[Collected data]
____

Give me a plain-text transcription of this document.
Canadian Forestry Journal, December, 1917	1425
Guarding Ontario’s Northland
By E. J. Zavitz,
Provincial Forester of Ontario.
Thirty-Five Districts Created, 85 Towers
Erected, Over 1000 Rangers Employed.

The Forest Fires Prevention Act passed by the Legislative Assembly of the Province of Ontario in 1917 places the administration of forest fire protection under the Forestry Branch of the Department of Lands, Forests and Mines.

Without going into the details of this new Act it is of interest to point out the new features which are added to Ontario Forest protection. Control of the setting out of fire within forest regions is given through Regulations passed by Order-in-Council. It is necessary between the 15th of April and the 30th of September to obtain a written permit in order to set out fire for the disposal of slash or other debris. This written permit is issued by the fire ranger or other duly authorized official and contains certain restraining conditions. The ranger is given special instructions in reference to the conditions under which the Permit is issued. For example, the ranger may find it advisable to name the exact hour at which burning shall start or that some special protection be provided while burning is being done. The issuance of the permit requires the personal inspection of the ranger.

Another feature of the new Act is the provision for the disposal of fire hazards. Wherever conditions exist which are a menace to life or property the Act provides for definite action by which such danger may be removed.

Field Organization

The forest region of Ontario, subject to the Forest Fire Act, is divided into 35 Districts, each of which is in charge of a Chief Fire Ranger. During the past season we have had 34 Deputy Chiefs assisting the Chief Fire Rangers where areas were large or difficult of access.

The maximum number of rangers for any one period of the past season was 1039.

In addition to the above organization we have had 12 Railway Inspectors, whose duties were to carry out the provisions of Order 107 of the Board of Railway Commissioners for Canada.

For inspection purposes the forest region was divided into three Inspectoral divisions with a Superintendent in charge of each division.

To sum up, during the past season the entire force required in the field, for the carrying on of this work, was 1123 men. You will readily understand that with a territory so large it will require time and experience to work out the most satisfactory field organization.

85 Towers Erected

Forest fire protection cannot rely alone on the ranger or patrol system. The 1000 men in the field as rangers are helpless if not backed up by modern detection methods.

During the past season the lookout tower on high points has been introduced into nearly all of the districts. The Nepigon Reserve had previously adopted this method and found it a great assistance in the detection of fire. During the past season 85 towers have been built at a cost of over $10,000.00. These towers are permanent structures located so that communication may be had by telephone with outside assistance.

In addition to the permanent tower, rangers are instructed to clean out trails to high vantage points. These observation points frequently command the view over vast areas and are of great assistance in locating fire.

____

▶ _Task brief_: Copy all the entries verbatim.

▶ _Output below_:
Give me a plain-text transcription of this document.
Canadian Forestry Journal, December, 1917	1425
Guarding Ontario’s Northland
By E. J. Zavitz,
Provincial Forester of Ontario.
Thirty-Five Districts Created, 85 Towers
Erected, Over 1000 Rangers Employed.

The Forest Fires Prevention Act passed by the Legislative Assembly of the Province of Ontario in 1917 places the administration of forest fire protection under the Forestry Branch of the Department of Lands, Forests and Mines.

Without going into the details of this new Act it is of interest to point out the new features which are added to Ontario Forest protection. Control of the setting out of fire within forest regions is given through Regulations passed by Order-in-Council. It is necessary between the 15th of April and the 30th of September to obtain a written permit in order to set out fire for the disposal of slash or other debris. This written permit is issued by the fire ranger or other duly authorized official and contains certain restraining conditions. The ranger is given special instructions in reference to the conditions under which the Permit is issued. For example, the ranger may find it advisable to name the exact hour at which burning shall start or that some special protection be provided while burning is being done. The issuance of the permit requires the personal inspection of the ranger.

Another feature of the new Act is the provision for the disposal of fire hazards. Wherever conditions exist which are a menace to life or property the Act provides for definite action by which such danger may be removed.

Field Organization

The forest region of Ontario, subject to the Forest Fire Act, is divided into 35 Districts, each of which is in charge of a Chief Fire Ranger. During the past season we have had 34 Deputy Chiefs assisting the Chief Fire Rangers where areas were large or difficult of access.

The maximum number of rangers for any one period of the past season was 1039.

In addition to the above organization we have had 12 Railway Inspectors, whose duties were to carry out the provisions of Order 107 of the Board of Railway Commissioners for Canada.

For inspection purposes the forest region was divided into three Inspectoral divisions with a Superintendent in charge of each division.

To sum up, during the past season the entire force required in the field, for the carrying on of this work, was 1123 men. You will readily understand that with a territory so large it will require time and experience to work out the most satisfactory field organization.

85 Towers Erected

Forest fire protection cannot rely alone on the ranger or patrol system. The 1000 men in the field as rangers are helpless if not backed up by modern detection methods.

During the past season the lookout tower on high points has been introduced into nearly all of the districts. The Nepigon Reserve had previously adopted this method and found it a great assistance in the detection of fire. During the past season 85 towers have been built at a cost of over $10,000.00. These towers are permanent structures located so that communication may be had by telephone with outside assistance.

In addition to the permanent tower, rangers are instructed to clean out trails to high vantage points. These observation points frequently command the view over vast areas and are of great assistance in locating fire.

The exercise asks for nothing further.